Exercise goal - Write out the listing below again, precisely as it is given.

Working data -

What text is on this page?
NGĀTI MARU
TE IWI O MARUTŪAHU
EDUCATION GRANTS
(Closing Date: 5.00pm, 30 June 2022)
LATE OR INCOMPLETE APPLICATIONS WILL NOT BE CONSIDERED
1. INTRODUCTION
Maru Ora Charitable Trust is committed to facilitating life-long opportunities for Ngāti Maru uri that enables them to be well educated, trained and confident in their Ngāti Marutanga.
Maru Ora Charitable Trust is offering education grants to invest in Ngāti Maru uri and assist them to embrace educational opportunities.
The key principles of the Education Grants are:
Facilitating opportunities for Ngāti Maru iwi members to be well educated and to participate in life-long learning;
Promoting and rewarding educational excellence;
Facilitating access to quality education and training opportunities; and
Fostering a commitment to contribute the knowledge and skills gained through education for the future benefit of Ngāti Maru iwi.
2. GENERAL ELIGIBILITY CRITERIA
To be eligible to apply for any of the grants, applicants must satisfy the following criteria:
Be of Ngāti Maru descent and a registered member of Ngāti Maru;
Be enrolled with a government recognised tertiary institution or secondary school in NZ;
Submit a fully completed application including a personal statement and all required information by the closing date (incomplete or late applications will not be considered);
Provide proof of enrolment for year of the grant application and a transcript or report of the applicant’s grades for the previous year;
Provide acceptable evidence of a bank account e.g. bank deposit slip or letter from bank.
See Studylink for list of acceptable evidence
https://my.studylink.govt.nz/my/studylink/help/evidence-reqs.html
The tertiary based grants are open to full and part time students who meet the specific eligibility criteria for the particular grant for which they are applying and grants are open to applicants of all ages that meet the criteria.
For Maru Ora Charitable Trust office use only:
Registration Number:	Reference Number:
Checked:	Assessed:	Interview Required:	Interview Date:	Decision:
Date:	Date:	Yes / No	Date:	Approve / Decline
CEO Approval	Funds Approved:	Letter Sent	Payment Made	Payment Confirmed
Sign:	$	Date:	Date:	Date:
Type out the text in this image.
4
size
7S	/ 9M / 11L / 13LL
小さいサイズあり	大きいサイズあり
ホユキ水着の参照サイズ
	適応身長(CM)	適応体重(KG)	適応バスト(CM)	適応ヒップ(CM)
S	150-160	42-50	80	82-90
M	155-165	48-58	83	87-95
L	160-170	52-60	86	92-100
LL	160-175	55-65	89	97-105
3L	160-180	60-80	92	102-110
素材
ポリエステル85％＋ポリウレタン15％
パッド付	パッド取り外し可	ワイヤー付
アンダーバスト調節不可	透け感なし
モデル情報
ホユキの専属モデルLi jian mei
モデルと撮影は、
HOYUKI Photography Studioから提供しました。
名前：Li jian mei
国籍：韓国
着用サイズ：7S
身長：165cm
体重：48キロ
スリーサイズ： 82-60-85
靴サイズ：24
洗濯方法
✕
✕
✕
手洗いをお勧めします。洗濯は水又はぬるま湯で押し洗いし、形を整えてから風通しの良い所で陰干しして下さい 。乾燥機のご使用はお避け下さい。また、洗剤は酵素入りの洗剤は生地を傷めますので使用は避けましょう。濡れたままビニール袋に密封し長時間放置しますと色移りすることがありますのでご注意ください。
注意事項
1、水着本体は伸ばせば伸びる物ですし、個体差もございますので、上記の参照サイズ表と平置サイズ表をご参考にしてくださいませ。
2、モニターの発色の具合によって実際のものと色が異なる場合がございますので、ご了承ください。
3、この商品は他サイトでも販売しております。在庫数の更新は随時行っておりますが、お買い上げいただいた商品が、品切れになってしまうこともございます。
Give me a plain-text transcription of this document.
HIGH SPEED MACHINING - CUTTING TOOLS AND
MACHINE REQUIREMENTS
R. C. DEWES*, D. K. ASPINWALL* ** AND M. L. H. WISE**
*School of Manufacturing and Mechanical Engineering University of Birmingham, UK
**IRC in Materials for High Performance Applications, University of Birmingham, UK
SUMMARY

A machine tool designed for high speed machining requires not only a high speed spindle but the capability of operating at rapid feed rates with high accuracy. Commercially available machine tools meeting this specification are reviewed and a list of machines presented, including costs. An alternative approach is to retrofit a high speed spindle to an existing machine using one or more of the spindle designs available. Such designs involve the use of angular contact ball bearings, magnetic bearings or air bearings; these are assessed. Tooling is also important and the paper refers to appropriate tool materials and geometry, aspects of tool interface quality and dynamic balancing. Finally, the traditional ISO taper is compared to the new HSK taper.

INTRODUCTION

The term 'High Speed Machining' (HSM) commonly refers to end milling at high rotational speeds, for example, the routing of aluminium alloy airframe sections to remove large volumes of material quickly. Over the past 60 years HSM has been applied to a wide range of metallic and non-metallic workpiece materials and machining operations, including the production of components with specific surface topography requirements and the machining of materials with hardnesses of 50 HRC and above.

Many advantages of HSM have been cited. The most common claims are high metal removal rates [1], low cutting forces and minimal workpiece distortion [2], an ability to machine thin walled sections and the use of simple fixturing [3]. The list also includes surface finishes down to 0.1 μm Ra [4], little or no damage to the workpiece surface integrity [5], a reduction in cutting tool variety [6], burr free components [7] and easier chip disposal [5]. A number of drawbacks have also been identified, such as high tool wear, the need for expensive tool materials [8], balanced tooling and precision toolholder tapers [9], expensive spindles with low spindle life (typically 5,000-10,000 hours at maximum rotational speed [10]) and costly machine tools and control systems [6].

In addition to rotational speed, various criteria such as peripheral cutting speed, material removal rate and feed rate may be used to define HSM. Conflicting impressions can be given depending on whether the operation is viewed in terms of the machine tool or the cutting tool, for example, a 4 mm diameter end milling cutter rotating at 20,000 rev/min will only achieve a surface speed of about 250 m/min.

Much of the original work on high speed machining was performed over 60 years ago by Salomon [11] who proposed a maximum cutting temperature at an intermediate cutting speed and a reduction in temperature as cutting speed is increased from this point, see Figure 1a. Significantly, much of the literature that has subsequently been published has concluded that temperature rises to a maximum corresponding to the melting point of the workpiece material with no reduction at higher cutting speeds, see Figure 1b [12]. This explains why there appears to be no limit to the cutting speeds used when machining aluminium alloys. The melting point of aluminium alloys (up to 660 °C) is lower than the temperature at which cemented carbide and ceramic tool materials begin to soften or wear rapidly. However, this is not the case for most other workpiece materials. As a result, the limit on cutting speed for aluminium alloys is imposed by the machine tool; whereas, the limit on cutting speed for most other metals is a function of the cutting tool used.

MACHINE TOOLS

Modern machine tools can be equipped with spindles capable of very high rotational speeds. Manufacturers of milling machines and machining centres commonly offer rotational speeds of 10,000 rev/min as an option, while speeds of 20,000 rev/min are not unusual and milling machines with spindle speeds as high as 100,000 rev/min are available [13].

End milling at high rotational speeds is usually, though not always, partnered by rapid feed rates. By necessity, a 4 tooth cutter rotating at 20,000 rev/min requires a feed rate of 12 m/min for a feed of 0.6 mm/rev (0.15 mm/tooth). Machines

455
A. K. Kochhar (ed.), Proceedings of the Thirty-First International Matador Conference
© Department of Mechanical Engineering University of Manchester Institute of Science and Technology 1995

Written answer -
What text is on this page?
NGĀTI MARU
TE IWI O MARUTŪAHU
EDUCATION GRANTS
(Closing Date: 5.00pm, 30 June 2022)
LATE OR INCOMPLETE APPLICATIONS WILL NOT BE CONSIDERED
1. INTRODUCTION
Maru Ora Charitable Trust is committed to facilitating life-long opportunities for Ngāti Maru uri that enables them to be well educated, trained and confident in their Ngāti Marutanga.
Maru Ora Charitable Trust is offering education grants to invest in Ngāti Maru uri and assist them to embrace educational opportunities.
The key principles of the Education Grants are:
Facilitating opportunities for Ngāti Maru iwi members to be well educated and to participate in life-long learning;
Promoting and rewarding educational excellence;
Facilitating access to quality education and training opportunities; and
Fostering a commitment to contribute the knowledge and skills gained through education for the future benefit of Ngāti Maru iwi.
2. GENERAL ELIGIBILITY CRITERIA
To be eligible to apply for any of the grants, applicants must satisfy the following criteria:
Be of Ngāti Maru descent and a registered member of Ngāti Maru;
Be enrolled with a government recognised tertiary institution or secondary school in NZ;
Submit a fully completed application including a personal statement and all required information by the closing date (incomplete or late applications will not be considered);
Provide proof of enrolment for year of the grant application and a transcript or report of the applicant’s grades for the previous year;
Provide acceptable evidence of a bank account e.g. bank deposit slip or letter from bank.
See Studylink for list of acceptable evidence
https://my.studylink.govt.nz/my/studylink/help/evidence-reqs.html
The tertiary based grants are open to full and part time students who meet the specific eligibility criteria for the particular grant for which they are applying and grants are open to applicants of all ages that meet the criteria.
For Maru Ora Charitable Trust office use only:
Registration Number:	Reference Number:
Checked:	Assessed:	Interview Required:	Interview Date:	Decision:
Date:	Date:	Yes / No	Date:	Approve / Decline
CEO Approval	Funds Approved:	Letter Sent	Payment Made	Payment Confirmed
Sign:	$	Date:	Date:	Date:
Type out the text in this image.
4
size
7S	/ 9M / 11L / 13LL
小さいサイズあり	大きいサイズあり
ホユキ水着の参照サイズ
	適応身長(CM)	適応体重(KG)	適応バスト(CM)	適応ヒップ(CM)
S	150-160	42-50	80	82-90
M	155-165	48-58	83	87-95
L	160-170	52-60	86	92-100
LL	160-175	55-65	89	97-105
3L	160-180	60-80	92	102-110
素材
ポリエステル85％＋ポリウレタン15％
パッド付	パッド取り外し可	ワイヤー付
アンダーバスト調節不可	透け感なし
モデル情報
ホユキの専属モデルLi jian mei
モデルと撮影は、
HOYUKI Photography Studioから提供しました。
名前：Li jian mei
国籍：韓国
着用サイズ：7S
身長：165cm
体重：48キロ
スリーサイズ： 82-60-85
靴サイズ：24
洗濯方法
✕
✕
✕
手洗いをお勧めします。洗濯は水又はぬるま湯で押し洗いし、形を整えてから風通しの良い所で陰干しして下さい 。乾燥機のご使用はお避け下さい。また、洗剤は酵素入りの洗剤は生地を傷めますので使用は避けましょう。濡れたままビニール袋に密封し長時間放置しますと色移りすることがありますのでご注意ください。
注意事項
1、水着本体は伸ばせば伸びる物ですし、個体差もございますので、上記の参照サイズ表と平置サイズ表をご参考にしてくださいませ。
2、モニターの発色の具合によって実際のものと色が異なる場合がございますので、ご了承ください。
3、この商品は他サイトでも販売しております。在庫数の更新は随時行っておりますが、お買い上げいただいた商品が、品切れになってしまうこともございます。
Give me a plain-text transcription of this document.
HIGH SPEED MACHINING - CUTTING TOOLS AND
MACHINE REQUIREMENTS
R. C. DEWES*, D. K. ASPINWALL* ** AND M. L. H. WISE**
*School of Manufacturing and Mechanical Engineering University of Birmingham, UK
**IRC in Materials for High Performance Applications, University of Birmingham, UK
SUMMARY

A machine tool designed for high speed machining requires not only a high speed spindle but the capability of operating at rapid feed rates with high accuracy. Commercially available machine tools meeting this specification are reviewed and a list of machines presented, including costs. An alternative approach is to retrofit a high speed spindle to an existing machine using one or more of the spindle designs available. Such designs involve the use of angular contact ball bearings, magnetic bearings or air bearings; these are assessed. Tooling is also important and the paper refers to appropriate tool materials and geometry, aspects of tool interface quality and dynamic balancing. Finally, the traditional ISO taper is compared to the new HSK taper.

INTRODUCTION

The term 'High Speed Machining' (HSM) commonly refers to end milling at high rotational speeds, for example, the routing of aluminium alloy airframe sections to remove large volumes of material quickly. Over the past 60 years HSM has been applied to a wide range of metallic and non-metallic workpiece materials and machining operations, including the production of components with specific surface topography requirements and the machining of materials with hardnesses of 50 HRC and above.

Many advantages of HSM have been cited. The most common claims are high metal removal rates [1], low cutting forces and minimal workpiece distortion [2], an ability to machine thin walled sections and the use of simple fixturing [3]. The list also includes surface finishes down to 0.1 μm Ra [4], little or no damage to the workpiece surface integrity [5], a reduction in cutting tool variety [6], burr free components [7] and easier chip disposal [5]. A number of drawbacks have also been identified, such as high tool wear, the need for expensive tool materials [8], balanced tooling and precision toolholder tapers [9], expensive spindles with low spindle life (typically 5,000-10,000 hours at maximum rotational speed [10]) and costly machine tools and control systems [6].

In addition to rotational speed, various criteria such as peripheral cutting speed, material removal rate and feed rate may be used to define HSM. Conflicting impressions can be given depending on whether the operation is viewed in terms of the machine tool or the cutting tool, for example, a 4 mm diameter end milling cutter rotating at 20,000 rev/min will only achieve a surface speed of about 250 m/min.

Much of the original work on high speed machining was performed over 60 years ago by Salomon [11] who proposed a maximum cutting temperature at an intermediate cutting speed and a reduction in temperature as cutting speed is increased from this point, see Figure 1a. Significantly, much of the literature that has subsequently been published has concluded that temperature rises to a maximum corresponding to the melting point of the workpiece material with no reduction at higher cutting speeds, see Figure 1b [12]. This explains why there appears to be no limit to the cutting speeds used when machining aluminium alloys. The melting point of aluminium alloys (up to 660 °C) is lower than the temperature at which cemented carbide and ceramic tool materials begin to soften or wear rapidly. However, this is not the case for most other workpiece materials. As a result, the limit on cutting speed for aluminium alloys is imposed by the machine tool; whereas, the limit on cutting speed for most other metals is a function of the cutting tool used.

MACHINE TOOLS

Modern machine tools can be equipped with spindles capable of very high rotational speeds. Manufacturers of milling machines and machining centres commonly offer rotational speeds of 10,000 rev/min as an option, while speeds of 20,000 rev/min are not unusual and milling machines with spindle speeds as high as 100,000 rev/min are available [13].

End milling at high rotational speeds is usually, though not always, partnered by rapid feed rates. By necessity, a 4 tooth cutter rotating at 20,000 rev/min requires a feed rate of 12 m/min for a feed of 0.6 mm/rev (0.15 mm/tooth). Machines

455
A. K. Kochhar (ed.), Proceedings of the Thirty-First International Matador Conference
© Department of Mechanical Engineering University of Manchester Institute of Science and Technology 1995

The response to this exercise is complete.